§ Raw records:

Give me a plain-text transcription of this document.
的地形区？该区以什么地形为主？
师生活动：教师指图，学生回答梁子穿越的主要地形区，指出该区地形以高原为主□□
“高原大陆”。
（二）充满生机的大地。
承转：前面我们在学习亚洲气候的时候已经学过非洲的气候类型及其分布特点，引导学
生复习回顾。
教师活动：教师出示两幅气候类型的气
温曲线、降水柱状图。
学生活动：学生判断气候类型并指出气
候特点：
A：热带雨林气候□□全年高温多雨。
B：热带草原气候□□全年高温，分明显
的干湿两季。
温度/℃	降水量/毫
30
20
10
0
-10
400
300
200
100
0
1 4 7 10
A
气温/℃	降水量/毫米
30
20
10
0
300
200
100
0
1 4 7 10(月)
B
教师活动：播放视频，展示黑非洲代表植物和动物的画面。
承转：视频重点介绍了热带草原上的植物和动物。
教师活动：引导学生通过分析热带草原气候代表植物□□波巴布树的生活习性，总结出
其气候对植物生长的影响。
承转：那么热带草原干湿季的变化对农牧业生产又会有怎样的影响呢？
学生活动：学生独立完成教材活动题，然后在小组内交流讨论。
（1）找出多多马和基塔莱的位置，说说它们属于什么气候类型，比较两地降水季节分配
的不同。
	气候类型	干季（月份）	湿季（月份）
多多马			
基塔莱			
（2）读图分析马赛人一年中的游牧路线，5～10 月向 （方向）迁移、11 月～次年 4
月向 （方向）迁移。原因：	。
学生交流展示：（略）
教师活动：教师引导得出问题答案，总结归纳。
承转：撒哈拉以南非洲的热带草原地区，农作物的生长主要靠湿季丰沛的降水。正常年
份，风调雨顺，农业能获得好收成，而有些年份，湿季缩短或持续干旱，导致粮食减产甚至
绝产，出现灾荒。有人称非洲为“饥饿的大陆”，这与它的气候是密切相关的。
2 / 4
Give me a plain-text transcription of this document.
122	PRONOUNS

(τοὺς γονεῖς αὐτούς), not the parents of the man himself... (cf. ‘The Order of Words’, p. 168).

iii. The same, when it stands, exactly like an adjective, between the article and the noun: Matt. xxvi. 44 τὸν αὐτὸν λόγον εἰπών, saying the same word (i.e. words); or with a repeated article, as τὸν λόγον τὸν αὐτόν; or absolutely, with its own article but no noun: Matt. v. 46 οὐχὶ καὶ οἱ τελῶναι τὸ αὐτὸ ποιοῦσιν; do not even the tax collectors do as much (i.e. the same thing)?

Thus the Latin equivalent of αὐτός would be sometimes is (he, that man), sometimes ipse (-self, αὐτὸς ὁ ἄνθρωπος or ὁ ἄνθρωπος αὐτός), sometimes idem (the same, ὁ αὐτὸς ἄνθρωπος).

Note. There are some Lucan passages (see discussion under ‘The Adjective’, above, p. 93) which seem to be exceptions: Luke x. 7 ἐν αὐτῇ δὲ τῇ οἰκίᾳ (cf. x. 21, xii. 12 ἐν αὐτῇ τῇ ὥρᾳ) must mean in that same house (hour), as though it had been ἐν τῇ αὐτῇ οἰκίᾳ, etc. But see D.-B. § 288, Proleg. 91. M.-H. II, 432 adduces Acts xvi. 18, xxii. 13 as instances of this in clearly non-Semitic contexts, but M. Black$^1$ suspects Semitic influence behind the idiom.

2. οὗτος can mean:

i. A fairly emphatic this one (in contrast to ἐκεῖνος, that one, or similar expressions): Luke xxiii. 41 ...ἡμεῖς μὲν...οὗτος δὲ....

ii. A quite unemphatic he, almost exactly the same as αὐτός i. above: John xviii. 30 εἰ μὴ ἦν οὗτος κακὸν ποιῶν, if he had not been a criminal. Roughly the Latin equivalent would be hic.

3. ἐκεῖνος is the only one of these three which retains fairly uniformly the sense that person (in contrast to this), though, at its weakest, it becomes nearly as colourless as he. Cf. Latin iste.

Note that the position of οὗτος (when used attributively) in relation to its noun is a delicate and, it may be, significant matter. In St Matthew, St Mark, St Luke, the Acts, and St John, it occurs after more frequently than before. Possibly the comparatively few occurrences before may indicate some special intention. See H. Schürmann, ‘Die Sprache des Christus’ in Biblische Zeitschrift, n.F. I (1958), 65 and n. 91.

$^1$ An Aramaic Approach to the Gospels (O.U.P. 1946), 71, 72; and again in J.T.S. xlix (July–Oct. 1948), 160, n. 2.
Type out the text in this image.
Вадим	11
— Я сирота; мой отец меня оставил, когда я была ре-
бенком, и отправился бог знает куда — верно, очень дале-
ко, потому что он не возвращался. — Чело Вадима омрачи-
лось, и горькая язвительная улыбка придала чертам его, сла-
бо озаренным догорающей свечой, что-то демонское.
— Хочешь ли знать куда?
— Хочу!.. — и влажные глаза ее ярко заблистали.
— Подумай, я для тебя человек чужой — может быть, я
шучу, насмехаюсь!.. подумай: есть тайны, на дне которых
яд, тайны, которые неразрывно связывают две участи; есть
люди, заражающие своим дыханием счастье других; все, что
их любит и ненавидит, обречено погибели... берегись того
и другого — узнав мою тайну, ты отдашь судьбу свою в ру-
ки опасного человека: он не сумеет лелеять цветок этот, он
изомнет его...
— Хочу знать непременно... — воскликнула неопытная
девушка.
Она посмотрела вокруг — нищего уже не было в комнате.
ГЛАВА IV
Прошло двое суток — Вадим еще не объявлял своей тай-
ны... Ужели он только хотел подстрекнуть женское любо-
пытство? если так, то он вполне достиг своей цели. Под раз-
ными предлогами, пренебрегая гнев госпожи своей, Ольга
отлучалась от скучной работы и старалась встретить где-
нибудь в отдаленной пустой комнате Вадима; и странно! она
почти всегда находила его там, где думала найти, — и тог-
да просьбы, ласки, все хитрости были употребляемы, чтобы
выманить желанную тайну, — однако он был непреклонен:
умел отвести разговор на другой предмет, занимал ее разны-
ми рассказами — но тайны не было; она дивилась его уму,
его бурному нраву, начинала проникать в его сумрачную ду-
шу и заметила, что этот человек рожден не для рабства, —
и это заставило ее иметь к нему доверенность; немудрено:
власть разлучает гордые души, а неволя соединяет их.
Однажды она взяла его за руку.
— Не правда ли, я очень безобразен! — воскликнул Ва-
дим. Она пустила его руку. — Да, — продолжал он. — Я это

§ To be done: Using the listing, copy every line where the word "equivalent" shows up.

§ Solution to this task:
Thus the Latin equivalent of αὐτός would be sometimes is (he, that man), sometimes ipse (-self, αὐτὸς ὁ ἄνθρωπος or ὁ ἄνθρωπος αὐτός), sometimes idem (the same, ὁ αὐτὸς ἄνθρωπος).
ii. A quite unemphatic he, almost exactly the same as αὐτός i. above: John xviii. 30 εἰ μὴ ἦν οὗτος κακὸν ποιῶν, if he had not been a criminal. Roughly the Latin equivalent would be hic.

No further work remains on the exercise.